### Exercise aim
Go through the material and tally the lines containing the string "title". Give the total alone.

### Dataset rows

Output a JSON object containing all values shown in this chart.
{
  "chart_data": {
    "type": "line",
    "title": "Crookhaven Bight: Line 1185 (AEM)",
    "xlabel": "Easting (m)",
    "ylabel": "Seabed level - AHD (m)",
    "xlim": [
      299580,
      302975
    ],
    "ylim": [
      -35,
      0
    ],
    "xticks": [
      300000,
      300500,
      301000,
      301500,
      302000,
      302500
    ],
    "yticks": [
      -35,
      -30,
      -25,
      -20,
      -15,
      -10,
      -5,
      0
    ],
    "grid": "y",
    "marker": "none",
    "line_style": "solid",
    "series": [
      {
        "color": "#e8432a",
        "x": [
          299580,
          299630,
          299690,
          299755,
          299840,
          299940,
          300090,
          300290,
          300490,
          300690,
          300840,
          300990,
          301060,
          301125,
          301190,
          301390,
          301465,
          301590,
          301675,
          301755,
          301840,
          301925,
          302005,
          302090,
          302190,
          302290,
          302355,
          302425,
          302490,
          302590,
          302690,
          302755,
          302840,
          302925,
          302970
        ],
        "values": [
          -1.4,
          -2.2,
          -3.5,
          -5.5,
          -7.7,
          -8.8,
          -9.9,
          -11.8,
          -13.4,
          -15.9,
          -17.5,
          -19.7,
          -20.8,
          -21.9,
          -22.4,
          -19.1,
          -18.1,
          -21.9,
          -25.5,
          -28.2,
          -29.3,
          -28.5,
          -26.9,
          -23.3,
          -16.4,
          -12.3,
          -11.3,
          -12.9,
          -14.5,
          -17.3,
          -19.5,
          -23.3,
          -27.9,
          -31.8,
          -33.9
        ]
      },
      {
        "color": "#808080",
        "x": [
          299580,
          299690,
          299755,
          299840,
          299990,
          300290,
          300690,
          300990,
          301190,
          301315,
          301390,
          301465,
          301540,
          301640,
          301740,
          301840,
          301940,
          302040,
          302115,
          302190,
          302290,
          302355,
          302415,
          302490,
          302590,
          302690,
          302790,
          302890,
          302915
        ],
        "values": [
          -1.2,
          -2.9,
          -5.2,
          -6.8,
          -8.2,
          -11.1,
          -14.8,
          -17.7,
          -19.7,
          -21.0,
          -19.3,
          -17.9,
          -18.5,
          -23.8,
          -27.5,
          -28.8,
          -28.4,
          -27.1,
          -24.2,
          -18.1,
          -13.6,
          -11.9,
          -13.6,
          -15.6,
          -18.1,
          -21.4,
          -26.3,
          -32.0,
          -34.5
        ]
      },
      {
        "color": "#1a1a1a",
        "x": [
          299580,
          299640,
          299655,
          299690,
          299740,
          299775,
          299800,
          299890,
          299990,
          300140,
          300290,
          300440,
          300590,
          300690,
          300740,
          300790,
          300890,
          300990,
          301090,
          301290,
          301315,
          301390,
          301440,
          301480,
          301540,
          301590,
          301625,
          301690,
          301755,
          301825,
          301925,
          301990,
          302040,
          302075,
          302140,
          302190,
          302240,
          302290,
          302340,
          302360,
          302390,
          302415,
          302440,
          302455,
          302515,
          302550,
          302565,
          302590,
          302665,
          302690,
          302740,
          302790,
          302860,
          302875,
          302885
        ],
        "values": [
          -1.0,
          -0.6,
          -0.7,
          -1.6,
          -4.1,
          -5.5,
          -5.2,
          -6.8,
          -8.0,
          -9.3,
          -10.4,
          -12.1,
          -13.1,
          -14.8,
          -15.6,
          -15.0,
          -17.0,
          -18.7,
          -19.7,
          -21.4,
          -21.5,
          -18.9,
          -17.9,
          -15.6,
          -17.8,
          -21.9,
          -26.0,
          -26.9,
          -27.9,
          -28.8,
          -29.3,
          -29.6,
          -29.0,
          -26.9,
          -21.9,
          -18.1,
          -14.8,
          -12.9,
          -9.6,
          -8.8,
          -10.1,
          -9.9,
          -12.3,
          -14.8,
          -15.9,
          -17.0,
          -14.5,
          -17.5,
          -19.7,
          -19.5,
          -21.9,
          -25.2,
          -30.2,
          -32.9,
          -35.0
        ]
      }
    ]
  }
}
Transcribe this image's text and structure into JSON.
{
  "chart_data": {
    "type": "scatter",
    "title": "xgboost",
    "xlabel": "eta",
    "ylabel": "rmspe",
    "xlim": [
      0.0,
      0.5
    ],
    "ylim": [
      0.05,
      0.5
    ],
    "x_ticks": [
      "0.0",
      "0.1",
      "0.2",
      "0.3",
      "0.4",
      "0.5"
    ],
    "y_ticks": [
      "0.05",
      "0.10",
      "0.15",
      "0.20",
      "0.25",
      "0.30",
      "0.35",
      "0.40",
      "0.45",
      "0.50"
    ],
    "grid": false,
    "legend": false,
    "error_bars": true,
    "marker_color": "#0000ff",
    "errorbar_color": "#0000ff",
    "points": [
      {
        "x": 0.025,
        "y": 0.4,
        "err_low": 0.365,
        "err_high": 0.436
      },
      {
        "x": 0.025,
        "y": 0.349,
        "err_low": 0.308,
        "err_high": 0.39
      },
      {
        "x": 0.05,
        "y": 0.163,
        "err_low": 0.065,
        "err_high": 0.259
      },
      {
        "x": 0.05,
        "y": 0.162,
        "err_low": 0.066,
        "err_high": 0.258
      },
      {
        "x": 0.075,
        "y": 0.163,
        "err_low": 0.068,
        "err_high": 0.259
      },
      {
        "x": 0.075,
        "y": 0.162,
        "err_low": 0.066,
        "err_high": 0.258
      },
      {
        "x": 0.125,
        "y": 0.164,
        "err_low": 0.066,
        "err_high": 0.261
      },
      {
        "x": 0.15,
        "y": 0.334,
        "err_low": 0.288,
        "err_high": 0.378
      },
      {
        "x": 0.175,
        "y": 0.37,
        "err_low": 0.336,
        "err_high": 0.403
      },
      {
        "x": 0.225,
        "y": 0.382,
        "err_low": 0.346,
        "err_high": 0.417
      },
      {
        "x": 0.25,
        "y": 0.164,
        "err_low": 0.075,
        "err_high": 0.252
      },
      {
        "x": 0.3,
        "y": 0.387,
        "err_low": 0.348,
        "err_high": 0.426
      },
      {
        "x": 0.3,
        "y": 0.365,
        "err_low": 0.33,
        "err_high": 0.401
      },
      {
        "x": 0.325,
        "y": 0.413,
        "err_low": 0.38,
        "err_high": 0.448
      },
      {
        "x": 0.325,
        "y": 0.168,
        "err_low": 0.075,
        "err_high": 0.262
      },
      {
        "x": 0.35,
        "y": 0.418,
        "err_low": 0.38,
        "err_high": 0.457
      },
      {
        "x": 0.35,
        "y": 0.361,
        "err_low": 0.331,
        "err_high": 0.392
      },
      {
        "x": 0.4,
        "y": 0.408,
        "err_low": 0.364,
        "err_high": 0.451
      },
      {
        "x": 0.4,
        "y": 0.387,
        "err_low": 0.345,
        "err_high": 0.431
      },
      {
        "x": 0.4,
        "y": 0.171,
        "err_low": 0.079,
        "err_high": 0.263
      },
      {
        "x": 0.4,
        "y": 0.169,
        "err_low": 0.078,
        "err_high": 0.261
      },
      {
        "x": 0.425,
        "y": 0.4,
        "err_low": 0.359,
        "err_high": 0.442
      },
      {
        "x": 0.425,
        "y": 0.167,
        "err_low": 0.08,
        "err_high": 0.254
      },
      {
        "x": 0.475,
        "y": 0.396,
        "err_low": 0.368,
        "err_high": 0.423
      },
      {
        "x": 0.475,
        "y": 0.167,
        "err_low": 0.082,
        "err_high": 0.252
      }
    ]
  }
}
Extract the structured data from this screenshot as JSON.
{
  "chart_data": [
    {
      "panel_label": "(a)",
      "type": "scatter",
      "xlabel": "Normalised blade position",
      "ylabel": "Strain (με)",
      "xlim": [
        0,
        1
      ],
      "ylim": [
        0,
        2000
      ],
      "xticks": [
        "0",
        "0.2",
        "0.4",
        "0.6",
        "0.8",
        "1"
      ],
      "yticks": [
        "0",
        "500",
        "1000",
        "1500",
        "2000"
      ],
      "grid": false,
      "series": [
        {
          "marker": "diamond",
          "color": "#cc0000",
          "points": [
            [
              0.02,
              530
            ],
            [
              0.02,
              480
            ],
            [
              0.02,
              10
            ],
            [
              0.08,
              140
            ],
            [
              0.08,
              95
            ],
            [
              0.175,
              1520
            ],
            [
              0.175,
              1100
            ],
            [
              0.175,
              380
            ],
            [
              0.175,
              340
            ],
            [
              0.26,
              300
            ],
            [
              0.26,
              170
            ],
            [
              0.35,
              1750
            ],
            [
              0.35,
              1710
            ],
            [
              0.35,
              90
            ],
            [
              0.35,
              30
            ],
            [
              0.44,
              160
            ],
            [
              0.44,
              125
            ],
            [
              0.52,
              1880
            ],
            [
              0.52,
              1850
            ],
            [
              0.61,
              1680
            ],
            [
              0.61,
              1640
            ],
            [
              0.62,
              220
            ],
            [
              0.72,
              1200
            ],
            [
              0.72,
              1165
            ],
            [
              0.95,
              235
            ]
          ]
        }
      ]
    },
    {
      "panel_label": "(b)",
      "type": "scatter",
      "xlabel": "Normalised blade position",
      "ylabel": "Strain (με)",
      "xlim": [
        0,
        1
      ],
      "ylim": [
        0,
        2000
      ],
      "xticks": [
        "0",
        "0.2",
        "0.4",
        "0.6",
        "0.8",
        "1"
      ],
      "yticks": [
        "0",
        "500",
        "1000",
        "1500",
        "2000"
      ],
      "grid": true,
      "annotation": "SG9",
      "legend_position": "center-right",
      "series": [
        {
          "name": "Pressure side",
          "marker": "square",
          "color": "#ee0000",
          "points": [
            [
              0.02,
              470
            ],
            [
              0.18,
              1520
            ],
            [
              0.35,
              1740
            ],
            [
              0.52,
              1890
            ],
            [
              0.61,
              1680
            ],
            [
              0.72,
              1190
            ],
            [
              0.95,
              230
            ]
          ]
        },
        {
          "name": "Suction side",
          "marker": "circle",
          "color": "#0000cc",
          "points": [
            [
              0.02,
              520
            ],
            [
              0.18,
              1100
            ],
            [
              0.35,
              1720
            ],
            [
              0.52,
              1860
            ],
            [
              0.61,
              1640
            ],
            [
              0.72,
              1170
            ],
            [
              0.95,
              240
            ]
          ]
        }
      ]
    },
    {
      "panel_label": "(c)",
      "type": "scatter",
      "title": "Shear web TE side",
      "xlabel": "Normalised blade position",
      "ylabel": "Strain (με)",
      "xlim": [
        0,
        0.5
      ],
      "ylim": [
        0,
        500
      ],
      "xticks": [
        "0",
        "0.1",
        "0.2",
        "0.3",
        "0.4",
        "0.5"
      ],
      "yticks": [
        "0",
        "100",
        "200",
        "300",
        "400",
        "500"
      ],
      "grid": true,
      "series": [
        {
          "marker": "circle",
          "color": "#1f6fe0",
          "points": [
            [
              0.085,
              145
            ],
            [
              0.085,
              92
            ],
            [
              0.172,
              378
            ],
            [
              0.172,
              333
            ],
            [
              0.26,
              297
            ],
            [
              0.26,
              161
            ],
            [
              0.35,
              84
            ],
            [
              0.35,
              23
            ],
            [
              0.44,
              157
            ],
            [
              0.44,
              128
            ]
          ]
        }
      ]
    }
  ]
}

### Full output
3